Restate the whole listing word for word. Pictures are left out.

>> Begin

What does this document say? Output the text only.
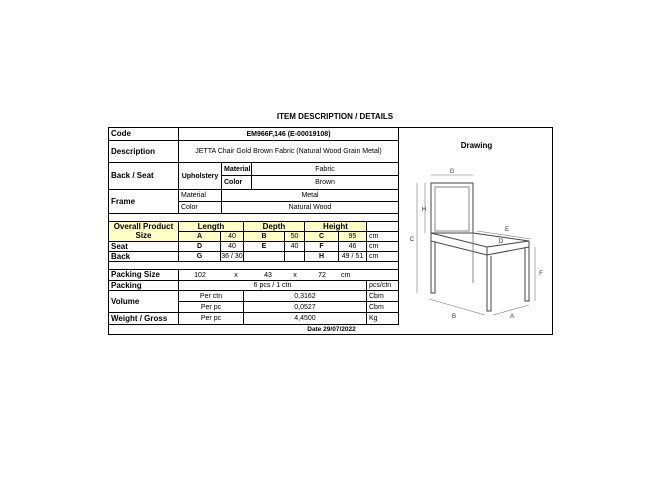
ITEM DESCRIPTION / DETAILS
Code	EM966F,146 (E-00019108)
Drawing
Description	JETTA Chair Gold Brown Fabric (Natural Wood Grain Metal)
Back / Seat	Upholstery
Material	Fabric
Color	Brown
Frame
Material	Metal
Color	Natural Wood
Overall Product Size
Length	Depth	Height
A	40	B	50	C	95	cm
Seat	D	40	E	40	F	46	cm
Back	G	36 / 30	H	49 / 51 cm
Packing Size	102	x	43	x	72	cm
Packing	6 pcs / 1 ctn	pcs/ctn
Volume
Per ctn	0,3162	Cbm
Per pc	0,0527	Cbm
Weight / Gross	Per pc	4,4500	Kg
Date 29/07/2022
G
C
H
E
D
F
B	A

>> End

ANSWER TO THIS EXERCISE:
What does this document say? Output the text only.
ITEM DESCRIPTION / DETAILS
Code	EM966F,146 (E-00019108)
Drawing
Description	JETTA Chair Gold Brown Fabric (Natural Wood Grain Metal)
Back / Seat	Upholstery
Material	Fabric
Color	Brown
Frame
Material	Metal
Color	Natural Wood
Overall Product Size
Length	Depth	Height
A	40	B	50	C	95	cm
Seat	D	40	E	40	F	46	cm
Back	G	36 / 30	H	49 / 51 cm
Packing Size	102	x	43	x	72	cm
Packing	6 pcs / 1 ctn	pcs/ctn
Volume
Per ctn	0,3162	Cbm
Per pc	0,0527	Cbm
Weight / Gross	Per pc	4,4500	Kg
Date 29/07/2022
G
C
H
E
D
F
B	A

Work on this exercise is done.